### Exercise aim
Reproduce each record exactly.

### Supplied material
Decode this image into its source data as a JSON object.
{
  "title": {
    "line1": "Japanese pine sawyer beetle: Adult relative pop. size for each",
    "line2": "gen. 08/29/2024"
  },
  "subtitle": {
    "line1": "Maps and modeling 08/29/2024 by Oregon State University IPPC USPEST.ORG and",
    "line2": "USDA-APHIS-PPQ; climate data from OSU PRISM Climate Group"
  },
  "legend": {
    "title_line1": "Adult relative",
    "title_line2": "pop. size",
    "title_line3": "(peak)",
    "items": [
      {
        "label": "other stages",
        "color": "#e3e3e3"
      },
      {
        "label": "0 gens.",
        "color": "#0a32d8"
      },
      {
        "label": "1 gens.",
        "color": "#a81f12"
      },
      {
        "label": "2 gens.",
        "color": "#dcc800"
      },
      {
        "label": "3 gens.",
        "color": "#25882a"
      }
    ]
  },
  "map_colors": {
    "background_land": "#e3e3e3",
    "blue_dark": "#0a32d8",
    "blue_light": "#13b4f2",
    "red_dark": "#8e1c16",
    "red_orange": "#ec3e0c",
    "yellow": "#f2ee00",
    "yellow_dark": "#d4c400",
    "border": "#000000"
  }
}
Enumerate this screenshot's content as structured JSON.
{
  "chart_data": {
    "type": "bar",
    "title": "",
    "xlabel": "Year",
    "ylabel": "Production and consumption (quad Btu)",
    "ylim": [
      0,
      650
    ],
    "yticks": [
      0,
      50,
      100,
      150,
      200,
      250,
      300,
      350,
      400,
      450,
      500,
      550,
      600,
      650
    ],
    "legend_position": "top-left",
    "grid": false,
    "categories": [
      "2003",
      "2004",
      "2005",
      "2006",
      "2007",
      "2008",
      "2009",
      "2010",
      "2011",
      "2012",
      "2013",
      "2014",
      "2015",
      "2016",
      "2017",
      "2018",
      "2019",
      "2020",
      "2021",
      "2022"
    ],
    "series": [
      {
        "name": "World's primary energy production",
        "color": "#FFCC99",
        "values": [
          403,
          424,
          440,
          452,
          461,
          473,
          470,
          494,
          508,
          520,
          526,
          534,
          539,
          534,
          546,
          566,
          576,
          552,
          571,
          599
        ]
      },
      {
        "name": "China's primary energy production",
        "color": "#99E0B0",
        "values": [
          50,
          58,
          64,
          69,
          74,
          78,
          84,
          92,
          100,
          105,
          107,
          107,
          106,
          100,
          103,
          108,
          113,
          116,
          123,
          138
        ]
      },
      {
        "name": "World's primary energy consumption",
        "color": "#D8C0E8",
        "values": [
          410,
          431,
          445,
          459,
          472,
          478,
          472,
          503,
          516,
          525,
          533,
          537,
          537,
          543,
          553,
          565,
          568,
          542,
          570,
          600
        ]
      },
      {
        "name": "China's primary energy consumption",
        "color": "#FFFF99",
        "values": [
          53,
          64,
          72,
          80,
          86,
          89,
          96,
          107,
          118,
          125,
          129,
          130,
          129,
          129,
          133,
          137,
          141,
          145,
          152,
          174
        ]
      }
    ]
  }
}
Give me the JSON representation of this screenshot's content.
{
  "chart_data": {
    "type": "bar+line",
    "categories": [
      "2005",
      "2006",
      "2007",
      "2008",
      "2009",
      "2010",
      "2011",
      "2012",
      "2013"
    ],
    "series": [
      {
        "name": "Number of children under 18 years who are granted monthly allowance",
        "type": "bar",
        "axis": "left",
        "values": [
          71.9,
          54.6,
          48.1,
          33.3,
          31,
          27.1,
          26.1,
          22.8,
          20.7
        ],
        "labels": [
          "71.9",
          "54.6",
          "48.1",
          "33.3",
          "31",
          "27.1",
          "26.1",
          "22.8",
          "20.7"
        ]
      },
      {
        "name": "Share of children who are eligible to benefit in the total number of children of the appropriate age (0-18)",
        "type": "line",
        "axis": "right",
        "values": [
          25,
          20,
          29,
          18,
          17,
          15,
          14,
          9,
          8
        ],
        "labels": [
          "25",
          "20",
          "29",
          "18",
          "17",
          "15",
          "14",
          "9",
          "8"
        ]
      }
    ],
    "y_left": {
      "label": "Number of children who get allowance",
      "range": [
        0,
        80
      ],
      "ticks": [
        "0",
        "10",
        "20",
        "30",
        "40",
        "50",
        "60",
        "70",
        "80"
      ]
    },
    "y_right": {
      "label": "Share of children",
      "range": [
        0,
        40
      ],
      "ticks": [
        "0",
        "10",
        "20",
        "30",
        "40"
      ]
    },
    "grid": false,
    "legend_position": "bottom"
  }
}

### Exercise answer
Decode this image into its source data as a JSON object.
{
  "title": {
    "line1": "Japanese pine sawyer beetle: Adult relative pop. size for each",
    "line2": "gen. 08/29/2024"
  },
  "subtitle": {
    "line1": "Maps and modeling 08/29/2024 by Oregon State University IPPC USPEST.ORG and",
    "line2": "USDA-APHIS-PPQ; climate data from OSU PRISM Climate Group"
  },
  "legend": {
    "title_line1": "Adult relative",
    "title_line2": "pop. size",
    "title_line3": "(peak)",
    "items": [
      {
        "label": "other stages",
        "color": "#e3e3e3"
      },
      {
        "label": "0 gens.",
        "color": "#0a32d8"
      },
      {
        "label": "1 gens.",
        "color": "#a81f12"
      },
      {
        "label": "2 gens.",
        "color": "#dcc800"
      },
      {
        "label": "3 gens.",
        "color": "#25882a"
      }
    ]
  },
  "map_colors": {
    "background_land": "#e3e3e3",
    "blue_dark": "#0a32d8",
    "blue_light": "#13b4f2",
    "red_dark": "#8e1c16",
    "red_orange": "#ec3e0c",
    "yellow": "#f2ee00",
    "yellow_dark": "#d4c400",
    "border": "#000000"
  }
}
Enumerate this screenshot's content as structured JSON.
{
  "chart_data": {
    "type": "bar",
    "title": "",
    "xlabel": "Year",
    "ylabel": "Production and consumption (quad Btu)",
    "ylim": [
      0,
      650
    ],
    "yticks": [
      0,
      50,
      100,
      150,
      200,
      250,
      300,
      350,
      400,
      450,
      500,
      550,
      600,
      650
    ],
    "legend_position": "top-left",
    "grid": false,
    "categories": [
      "2003",
      "2004",
      "2005",
      "2006",
      "2007",
      "2008",
      "2009",
      "2010",
      "2011",
      "2012",
      "2013",
      "2014",
      "2015",
      "2016",
      "2017",
      "2018",
      "2019",
      "2020",
      "2021",
      "2022"
    ],
    "series": [
      {
        "name": "World's primary energy production",
        "color": "#FFCC99",
        "values": [
          403,
          424,
          440,
          452,
          461,
          473,
          470,
          494,
          508,
          520,
          526,
          534,
          539,
          534,
          546,
          566,
          576,
          552,
          571,
          599
        ]
      },
      {
        "name": "China's primary energy production",
        "color": "#99E0B0",
        "values": [
          50,
          58,
          64,
          69,
          74,
          78,
          84,
          92,
          100,
          105,
          107,
          107,
          106,
          100,
          103,
          108,
          113,
          116,
          123,
          138
        ]
      },
      {
        "name": "World's primary energy consumption",
        "color": "#D8C0E8",
        "values": [
          410,
          431,
          445,
          459,
          472,
          478,
          472,
          503,
          516,
          525,
          533,
          537,
          537,
          543,
          553,
          565,
          568,
          542,
          570,
          600
        ]
      },
      {
        "name": "China's primary energy consumption",
        "color": "#FFFF99",
        "values": [
          53,
          64,
          72,
          80,
          86,
          89,
          96,
          107,
          118,
          125,
          129,
          130,
          129,
          129,
          133,
          137,
          141,
          145,
          152,
          174
        ]
      }
    ]
  }
}
Give me the JSON representation of this screenshot's content.
{
  "chart_data": {
    "type": "bar+line",
    "categories": [
      "2005",
      "2006",
      "2007",
      "2008",
      "2009",
      "2010",
      "2011",
      "2012",
      "2013"
    ],
    "series": [
      {
        "name": "Number of children under 18 years who are granted monthly allowance",
        "type": "bar",
        "axis": "left",
        "values": [
          71.9,
          54.6,
          48.1,
          33.3,
          31,
          27.1,
          26.1,
          22.8,
          20.7
        ],
        "labels": [
          "71.9",
          "54.6",
          "48.1",
          "33.3",
          "31",
          "27.1",
          "26.1",
          "22.8",
          "20.7"
        ]
      },
      {
        "name": "Share of children who are eligible to benefit in the total number of children of the appropriate age (0-18)",
        "type": "line",
        "axis": "right",
        "values": [
          25,
          20,
          29,
          18,
          17,
          15,
          14,
          9,
          8
        ],
        "labels": [
          "25",
          "20",
          "29",
          "18",
          "17",
          "15",
          "14",
          "9",
          "8"
        ]
      }
    ],
    "y_left": {
      "label": "Number of children who get allowance",
      "range": [
        0,
        80
      ],
      "ticks": [
        "0",
        "10",
        "20",
        "30",
        "40",
        "50",
        "60",
        "70",
        "80"
      ]
    },
    "y_right": {
      "label": "Share of children",
      "range": [
        0,
        40
      ],
      "ticks": [
        "0",
        "10",
        "20",
        "30",
        "40"
      ]
    },
    "grid": false,
    "legend_position": "bottom"
  }
}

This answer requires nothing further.